### Set tasks:
• A. In the post on XML Working Group decisions, what range do legal XML characters span?
• B. Echo only the rows from the line with "chest-xray-image-1: [0, 0, 219, 139]" up to and including the line with "film-grain: [0, 301, 219, 450]", keeping every line unchanged.

### Article:
Recent XML WG decisions

Sat Sep 13 07:40:16 BST 1997

While it is not our usual policy to post decisions of the XML Working
Group to xml-dev, the last three WG meetings have seen a number of
issues decided that bear directly on current experimental XML
implementations.  Following are reports prepared by C. M.
Sperberg-McQueen and Tim Bray detailing recent decisions that will be
incorporated into the next working draft.

Jon

----------------------------------------------------------------------
 Jon Bosak, Online Information Technology Architect, Sun Microsystems
     901 San Antonio Road, MPK17-101, Palo Alto, California 94303
----------------------------------------------------------------------
  ISO/IEC JTC1/SC18/WG8::NCITS V1::Davenport::SGML Open::W3C XML WG    
            It is earlier than we think. -- Vannevar Bush
----------------------------------------------------------------------

 From: "C. M. Sperberg-McQueen" <cmsmcq at hd.uib.no>
 Subject: XML WG decisions of 27 August 1997

 The XML Work Group discussed the following questions, and made the
 decisions indicated, in the meeting of 27 August 1997.

 Present:  Jon Bosak, James Clark, Steve DeRose, Eliot Kimber,
 Eve Maler, Makoto Murata, Peter Sharpe, C. M. Sperberg-McQueen.

 1.  A decision on case folding was postponed.

 Background: The current draft XML spec requires that most names
 (i.e. generic identifiers, attribute names, IDs, IDREFs, name tokens
 in attribute values PI targets, notation names, and document type
 names) be case-folded, while entity names are case sensitive.  It has
 been repeatedly urged that this be changed and that all names be
 case-sensitive.  The arguments are familiar:

 For case folding: since the reference concrete syntax requires case
 folding, many current users of SGML and HTML are familiar with and
 have come to expect this behavior.

 For case sensitivity: since SGML parsers are required to fold up,
 rather than down, the XML spec is inconsistent with recommended
 Unicode practice.  (Unicode recommends folding down rather than up
 since there are slightly fewer unpleasant surprises and
 inconsistencies that way.)  There is *no* rule for case folding which
 works in the culturally expected manner for all speakers of all
 alphabetic languages: a lower-case e with acute accent is (correctly)
 uppercased one way in Quebec and a different way in metropolitan
 France.  Lowercase I (with a dot) is uppercased one way in Turkish and
 another way in other languages using the Latin alphabet.

 A strong majority of those participating felt that we should make XML
 case sensitive and drop case folding, but in view of the sensitive
 nature of the decision, it was decided to postpone the decision until
 a larger fraction of the work group was present.

 2.  XML characters range from #x0 to #x10FFFF.

 Decision: Legal XML characters are those representable in UTF-16 /
 Unicode 2.0, i.e. those in the first seventeen planes of ISO/IEC 10646.
 Unanimous.

### Available data:
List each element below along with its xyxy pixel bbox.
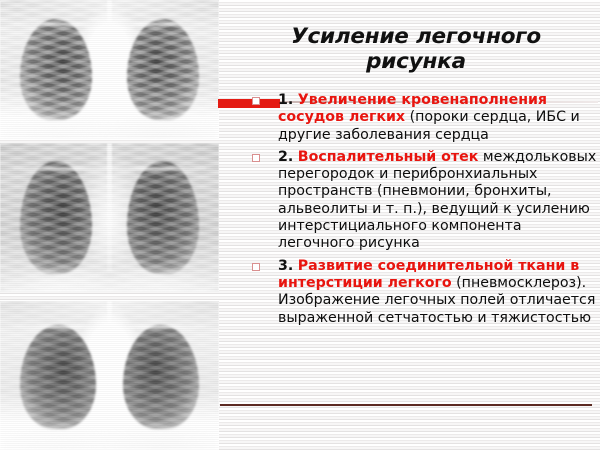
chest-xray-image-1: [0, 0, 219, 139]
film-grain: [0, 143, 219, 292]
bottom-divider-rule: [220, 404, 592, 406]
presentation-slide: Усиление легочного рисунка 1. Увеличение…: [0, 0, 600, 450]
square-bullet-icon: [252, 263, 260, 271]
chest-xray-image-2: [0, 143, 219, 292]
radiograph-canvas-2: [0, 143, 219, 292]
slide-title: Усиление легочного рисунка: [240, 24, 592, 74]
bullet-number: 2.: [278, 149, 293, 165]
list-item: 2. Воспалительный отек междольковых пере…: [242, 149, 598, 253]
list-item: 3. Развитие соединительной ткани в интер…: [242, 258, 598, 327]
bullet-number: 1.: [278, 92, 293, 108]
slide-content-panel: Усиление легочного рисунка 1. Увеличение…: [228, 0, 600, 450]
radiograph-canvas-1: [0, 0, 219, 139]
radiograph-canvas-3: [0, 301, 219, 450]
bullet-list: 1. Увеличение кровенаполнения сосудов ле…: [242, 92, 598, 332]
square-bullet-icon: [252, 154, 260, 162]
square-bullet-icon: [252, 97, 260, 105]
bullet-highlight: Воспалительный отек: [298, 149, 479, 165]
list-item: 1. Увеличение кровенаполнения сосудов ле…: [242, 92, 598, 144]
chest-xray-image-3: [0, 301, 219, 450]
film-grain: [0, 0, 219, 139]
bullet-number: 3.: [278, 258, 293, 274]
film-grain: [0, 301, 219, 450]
---
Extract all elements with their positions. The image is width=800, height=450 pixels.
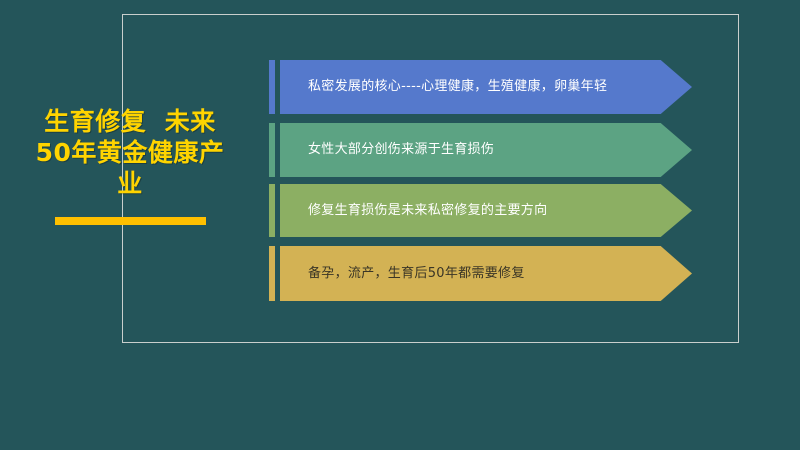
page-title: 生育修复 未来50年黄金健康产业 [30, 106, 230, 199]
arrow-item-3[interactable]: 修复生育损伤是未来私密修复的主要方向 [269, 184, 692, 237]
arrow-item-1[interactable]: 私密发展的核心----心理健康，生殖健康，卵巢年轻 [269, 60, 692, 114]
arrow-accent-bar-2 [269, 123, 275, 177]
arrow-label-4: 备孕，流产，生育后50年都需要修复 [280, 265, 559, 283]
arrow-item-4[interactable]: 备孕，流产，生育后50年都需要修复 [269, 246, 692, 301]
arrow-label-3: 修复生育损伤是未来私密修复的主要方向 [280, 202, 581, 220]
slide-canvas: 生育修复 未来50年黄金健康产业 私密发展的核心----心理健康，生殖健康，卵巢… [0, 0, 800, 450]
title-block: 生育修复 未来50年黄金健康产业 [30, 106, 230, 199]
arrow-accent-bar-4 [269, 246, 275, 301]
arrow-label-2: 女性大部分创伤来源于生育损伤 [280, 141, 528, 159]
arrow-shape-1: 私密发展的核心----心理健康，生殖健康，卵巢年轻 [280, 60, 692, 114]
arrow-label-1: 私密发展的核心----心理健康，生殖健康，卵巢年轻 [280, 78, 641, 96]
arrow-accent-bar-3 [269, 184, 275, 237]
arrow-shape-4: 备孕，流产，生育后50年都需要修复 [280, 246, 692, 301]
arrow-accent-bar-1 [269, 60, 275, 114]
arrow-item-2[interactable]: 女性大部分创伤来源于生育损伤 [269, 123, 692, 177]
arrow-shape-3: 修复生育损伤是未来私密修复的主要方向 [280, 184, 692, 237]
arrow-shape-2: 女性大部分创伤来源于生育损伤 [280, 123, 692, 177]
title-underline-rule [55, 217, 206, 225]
...
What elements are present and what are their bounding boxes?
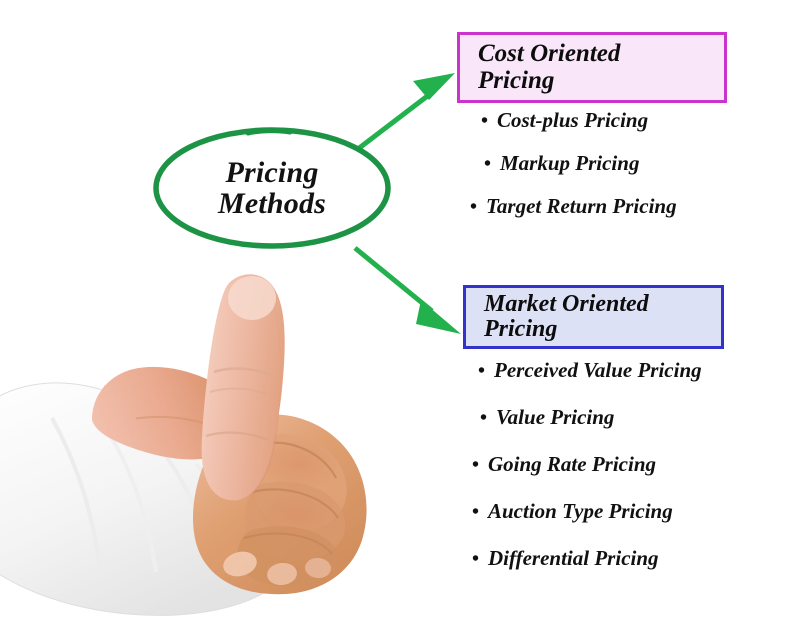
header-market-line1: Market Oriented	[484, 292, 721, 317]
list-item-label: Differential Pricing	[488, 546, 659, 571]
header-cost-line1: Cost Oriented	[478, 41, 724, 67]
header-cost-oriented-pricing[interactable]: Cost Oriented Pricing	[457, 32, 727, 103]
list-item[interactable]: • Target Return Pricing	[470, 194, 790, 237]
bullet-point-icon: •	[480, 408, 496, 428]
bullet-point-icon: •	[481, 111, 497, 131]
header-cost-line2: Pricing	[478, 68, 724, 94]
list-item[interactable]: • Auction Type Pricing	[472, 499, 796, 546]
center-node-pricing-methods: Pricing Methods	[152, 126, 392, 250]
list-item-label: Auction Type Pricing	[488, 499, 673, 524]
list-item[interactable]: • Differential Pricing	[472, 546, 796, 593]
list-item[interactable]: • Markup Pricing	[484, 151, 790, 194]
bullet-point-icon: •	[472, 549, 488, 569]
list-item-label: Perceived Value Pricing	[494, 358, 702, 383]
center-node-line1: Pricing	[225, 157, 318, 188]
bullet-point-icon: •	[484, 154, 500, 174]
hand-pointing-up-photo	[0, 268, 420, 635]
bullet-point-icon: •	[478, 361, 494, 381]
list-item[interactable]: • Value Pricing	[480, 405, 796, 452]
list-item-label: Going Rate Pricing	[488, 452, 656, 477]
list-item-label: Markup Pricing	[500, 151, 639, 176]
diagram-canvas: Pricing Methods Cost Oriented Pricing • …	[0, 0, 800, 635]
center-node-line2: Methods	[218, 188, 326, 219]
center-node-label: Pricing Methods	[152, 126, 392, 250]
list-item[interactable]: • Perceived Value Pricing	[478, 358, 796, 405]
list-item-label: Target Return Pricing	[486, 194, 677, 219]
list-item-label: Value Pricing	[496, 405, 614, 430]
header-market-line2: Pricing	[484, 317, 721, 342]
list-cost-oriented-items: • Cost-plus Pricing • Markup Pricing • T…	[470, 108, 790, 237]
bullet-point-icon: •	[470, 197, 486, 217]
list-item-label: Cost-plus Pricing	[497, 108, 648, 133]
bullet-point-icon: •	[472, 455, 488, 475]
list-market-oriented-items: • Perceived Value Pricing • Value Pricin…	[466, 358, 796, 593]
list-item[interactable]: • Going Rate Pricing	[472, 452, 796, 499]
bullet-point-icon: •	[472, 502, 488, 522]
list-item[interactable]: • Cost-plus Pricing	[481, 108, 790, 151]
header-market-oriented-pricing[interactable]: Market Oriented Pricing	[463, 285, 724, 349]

### Solutions to each task:
• A. Legal XML characters range from #x0 to #x10FFFF.

• B.
chest-xray-image-1: [0, 0, 219, 139]
film-grain: [0, 143, 219, 292]
bottom-divider-rule: [220, 404, 592, 406]
presentation-slide: Усиление легочного рисунка 1. Увеличение…: [0, 0, 600, 450]
square-bullet-icon: [252, 263, 260, 271]
chest-xray-image-2: [0, 143, 219, 292]
radiograph-canvas-2: [0, 143, 219, 292]
slide-title: Усиление легочного рисунка: [240, 24, 592, 74]
bullet-number: 2.: [278, 149, 293, 165]
list-item: 2. Воспалительный отек междольковых пере…: [242, 149, 598, 253]
list-item: 3. Развитие соединительной ткани в интер…: [242, 258, 598, 327]
bullet-number: 1.: [278, 92, 293, 108]
slide-content-panel: Усиление легочного рисунка 1. Увеличение…: [228, 0, 600, 450]
radiograph-canvas-1: [0, 0, 219, 139]
radiograph-canvas-3: [0, 301, 219, 450]
bullet-list: 1. Увеличение кровенаполнения сосудов ле…: [242, 92, 598, 332]
square-bullet-icon: [252, 154, 260, 162]
square-bullet-icon: [252, 97, 260, 105]
bullet-highlight: Воспалительный отек: [298, 149, 479, 165]
list-item: 1. Увеличение кровенаполнения сосудов ле…: [242, 92, 598, 144]
chest-xray-image-3: [0, 301, 219, 450]
film-grain: [0, 0, 219, 139]
bullet-number: 3.: [278, 258, 293, 274]
film-grain: [0, 301, 219, 450]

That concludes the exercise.